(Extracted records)
━━━━━━━━━━━━━━━━
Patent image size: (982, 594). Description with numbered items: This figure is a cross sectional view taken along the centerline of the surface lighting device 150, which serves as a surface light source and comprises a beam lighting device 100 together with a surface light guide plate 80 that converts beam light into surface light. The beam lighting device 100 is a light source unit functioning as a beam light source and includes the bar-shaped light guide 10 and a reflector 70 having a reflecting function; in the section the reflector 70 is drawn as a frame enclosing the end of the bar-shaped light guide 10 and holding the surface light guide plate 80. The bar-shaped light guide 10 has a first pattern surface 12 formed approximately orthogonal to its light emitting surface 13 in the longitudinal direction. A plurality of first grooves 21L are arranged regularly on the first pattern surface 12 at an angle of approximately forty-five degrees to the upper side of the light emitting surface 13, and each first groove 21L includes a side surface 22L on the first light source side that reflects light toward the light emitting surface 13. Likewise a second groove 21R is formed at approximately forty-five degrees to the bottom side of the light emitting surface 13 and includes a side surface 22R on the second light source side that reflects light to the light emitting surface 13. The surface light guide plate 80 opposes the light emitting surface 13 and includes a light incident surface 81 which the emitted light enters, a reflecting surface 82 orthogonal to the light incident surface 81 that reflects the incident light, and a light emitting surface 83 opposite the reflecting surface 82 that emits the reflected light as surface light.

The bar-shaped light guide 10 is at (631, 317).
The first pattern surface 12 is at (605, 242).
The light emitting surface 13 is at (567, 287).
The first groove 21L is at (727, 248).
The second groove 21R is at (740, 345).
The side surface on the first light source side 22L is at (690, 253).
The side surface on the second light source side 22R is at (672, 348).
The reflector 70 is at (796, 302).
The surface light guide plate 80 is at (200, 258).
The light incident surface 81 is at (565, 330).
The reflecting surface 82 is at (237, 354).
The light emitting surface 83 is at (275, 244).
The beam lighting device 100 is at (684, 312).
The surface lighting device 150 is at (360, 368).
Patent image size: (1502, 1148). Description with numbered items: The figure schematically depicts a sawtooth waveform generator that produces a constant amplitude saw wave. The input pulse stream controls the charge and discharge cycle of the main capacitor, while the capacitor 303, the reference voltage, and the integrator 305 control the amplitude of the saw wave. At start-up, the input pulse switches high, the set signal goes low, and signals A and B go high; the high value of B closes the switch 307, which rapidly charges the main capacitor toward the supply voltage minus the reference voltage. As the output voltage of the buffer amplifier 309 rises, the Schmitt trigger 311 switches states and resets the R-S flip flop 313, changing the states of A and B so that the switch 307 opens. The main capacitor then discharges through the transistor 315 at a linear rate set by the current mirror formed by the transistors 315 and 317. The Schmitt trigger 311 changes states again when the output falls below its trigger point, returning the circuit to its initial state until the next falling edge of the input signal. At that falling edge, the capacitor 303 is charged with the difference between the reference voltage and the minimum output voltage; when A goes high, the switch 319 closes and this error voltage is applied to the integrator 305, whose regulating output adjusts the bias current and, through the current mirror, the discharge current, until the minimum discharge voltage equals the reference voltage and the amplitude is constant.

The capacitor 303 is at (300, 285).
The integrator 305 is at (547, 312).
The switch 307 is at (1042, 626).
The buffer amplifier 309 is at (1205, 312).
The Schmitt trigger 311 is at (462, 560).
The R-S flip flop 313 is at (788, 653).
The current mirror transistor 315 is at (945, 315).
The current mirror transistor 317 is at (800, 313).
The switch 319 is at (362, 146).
━━━━━━━━━━━━━━━━
# INSTRUCTIONS TO FOLLOW
Please turn every line of the entries above into a Markdown table with the columns n and Line, numbering the rows in order and leaving out blank lines.

# EXERCISE ANSWER
| n | Line |
|---|---|
| 1 | Patent image size: (982, 594). Description with numbered items: This figure is a cross sectional view taken along the centerline of the surface lighting device 150, which serves as a surface light source and comprises a beam lighting device 100 together with a surface light guide plate 80 that converts beam light into surface light. The beam lighting device 100 is a light source unit functioning as a beam light source and includes the bar-shaped light guide 10 and a reflector 70 having a reflecting function; in the section the reflector 70 is drawn as a frame enclosing the end of the bar-shaped light guide 10 and holding the surface light guide plate 80. The bar-shaped light guide 10 has a first pattern surface 12 formed approximately orthogonal to its light emitting surface 13 in the longitudinal direction. A plurality of first grooves 21L are arranged regularly on the first pattern surface 12 at an angle of approximately forty-five degrees to the upper side of the light emitting surface 13, and each first groove 21L includes a side surface 22L on the first light source side that reflects light toward the light emitting surface 13. Likewise a second groove 21R is formed at approximately forty-five degrees to the bottom side of the light emitting surface 13 and includes a side surface 22R on the second light source side that reflects light to the light emitting surface 13. The surface light guide plate 80 opposes the light emitting surface 13 and includes a light incident surface 81 which the emitted light enters, a reflecting surface 82 orthogonal to the light incident surface 81 that reflects the incident light, and a light emitting surface 83 opposite the reflecting surface 82 that emits the reflected light as surface light. |
| 2 | The bar-shaped light guide 10 is at (631, 317). |
| 3 | The first pattern surface 12 is at (605, 242). |
| 4 | The light emitting surface 13 is at (567, 287). |
| 5 | The first groove 21L is at (727, 248). |
| 6 | The second groove 21R is at (740, 345). |
| 7 | The side surface on the first light source side 22L is at (690, 253). |
| 8 | The side surface on the second light source side 22R is at (672, 348). |
| 9 | The reflector 70 is at (796, 302). |
| 10 | The surface light guide plate 80 is at (200, 258). |
| 11 | The light incident surface 81 is at (565, 330). |
| 12 | The reflecting surface 82 is at (237, 354). |
| 13 | The light emitting surface 83 is at (275, 244). |
| 14 | The beam lighting device 100 is at (684, 312). |
| 15 | The surface lighting device 150 is at (360, 368). |
| 16 | Patent image size: (1502, 1148). Description with numbered items: The figure schematically depicts a sawtooth waveform generator that produces a constant amplitude saw wave. The input pulse stream controls the charge and discharge cycle of the main capacitor, while the capacitor 303, the reference voltage, and the integrator 305 control the amplitude of the saw wave. At start-up, the input pulse switches high, the set signal goes low, and signals A and B go high; the high value of B closes the switch 307, which rapidly charges the main capacitor toward the supply voltage minus the reference voltage. As the output voltage of the buffer amplifier 309 rises, the Schmitt trigger 311 switches states and resets the R-S flip flop 313, changing the states of A and B so that the switch 307 opens. The main capacitor then discharges through the transistor 315 at a linear rate set by the current mirror formed by the transistors 315 and 317. The Schmitt trigger 311 changes states again when the output falls below its trigger point, returning the circuit to its initial state until the next falling edge of the input signal. At that falling edge, the capacitor 303 is charged with the difference between the reference voltage and the minimum output voltage; when A goes high, the switch 319 closes and this error voltage is applied to the integrator 305, whose regulating output adjusts the bias current and, through the current mirror, the discharge current, until the minimum discharge voltage equals the reference voltage and the amplitude is constant. |
| 17 | The capacitor 303 is at (300, 285). |
| 18 | The integrator 305 is at (547, 312). |
| 19 | The switch 307 is at (1042, 626). |
| 20 | The buffer amplifier 309 is at (1205, 312). |
| 21 | The Schmitt trigger 311 is at (462, 560). |
| 22 | The R-S flip flop 313 is at (788, 653). |
| 23 | The current mirror transistor 315 is at (945, 315). |
| 24 | The current mirror transistor 317 is at (800, 313). |
| 25 | The switch 319 is at (362, 146). |